Write out all of the lines below, exactly and completely.

Extracted data:
----
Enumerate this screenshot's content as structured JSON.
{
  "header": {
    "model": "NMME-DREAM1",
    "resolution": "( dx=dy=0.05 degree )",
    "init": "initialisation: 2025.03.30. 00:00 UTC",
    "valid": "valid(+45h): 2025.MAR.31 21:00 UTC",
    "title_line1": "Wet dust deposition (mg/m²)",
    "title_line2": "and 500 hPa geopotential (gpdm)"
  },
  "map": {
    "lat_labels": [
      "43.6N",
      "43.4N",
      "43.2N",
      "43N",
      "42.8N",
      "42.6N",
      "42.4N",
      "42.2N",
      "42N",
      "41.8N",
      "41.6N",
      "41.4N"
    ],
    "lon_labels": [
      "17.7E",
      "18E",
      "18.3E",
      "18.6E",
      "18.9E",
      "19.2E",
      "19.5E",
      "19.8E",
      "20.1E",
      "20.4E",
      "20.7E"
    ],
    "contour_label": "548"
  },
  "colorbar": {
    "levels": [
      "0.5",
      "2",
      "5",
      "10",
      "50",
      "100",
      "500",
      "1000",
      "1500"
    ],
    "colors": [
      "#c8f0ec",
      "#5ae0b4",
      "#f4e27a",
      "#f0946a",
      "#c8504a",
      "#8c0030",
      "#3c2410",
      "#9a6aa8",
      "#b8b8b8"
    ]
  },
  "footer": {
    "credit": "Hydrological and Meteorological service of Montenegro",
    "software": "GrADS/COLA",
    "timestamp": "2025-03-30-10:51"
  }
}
----
Written answer:
Enumerate this screenshot's content as structured JSON.
{
  "header": {
    "model": "NMME-DREAM1",
    "resolution": "( dx=dy=0.05 degree )",
    "init": "initialisation: 2025.03.30. 00:00 UTC",
    "valid": "valid(+45h): 2025.MAR.31 21:00 UTC",
    "title_line1": "Wet dust deposition (mg/m²)",
    "title_line2": "and 500 hPa geopotential (gpdm)"
  },
  "map": {
    "lat_labels": [
      "43.6N",
      "43.4N",
      "43.2N",
      "43N",
      "42.8N",
      "42.6N",
      "42.4N",
      "42.2N",
      "42N",
      "41.8N",
      "41.6N",
      "41.4N"
    ],
    "lon_labels": [
      "17.7E",
      "18E",
      "18.3E",
      "18.6E",
      "18.9E",
      "19.2E",
      "19.5E",
      "19.8E",
      "20.1E",
      "20.4E",
      "20.7E"
    ],
    "contour_label": "548"
  },
  "colorbar": {
    "levels": [
      "0.5",
      "2",
      "5",
      "10",
      "50",
      "100",
      "500",
      "1000",
      "1500"
    ],
    "colors": [
      "#c8f0ec",
      "#5ae0b4",
      "#f4e27a",
      "#f0946a",
      "#c8504a",
      "#8c0030",
      "#3c2410",
      "#9a6aa8",
      "#b8b8b8"
    ]
  },
  "footer": {
    "credit": "Hydrological and Meteorological service of Montenegro",
    "software": "GrADS/COLA",
    "timestamp": "2025-03-30-10:51"
  }
}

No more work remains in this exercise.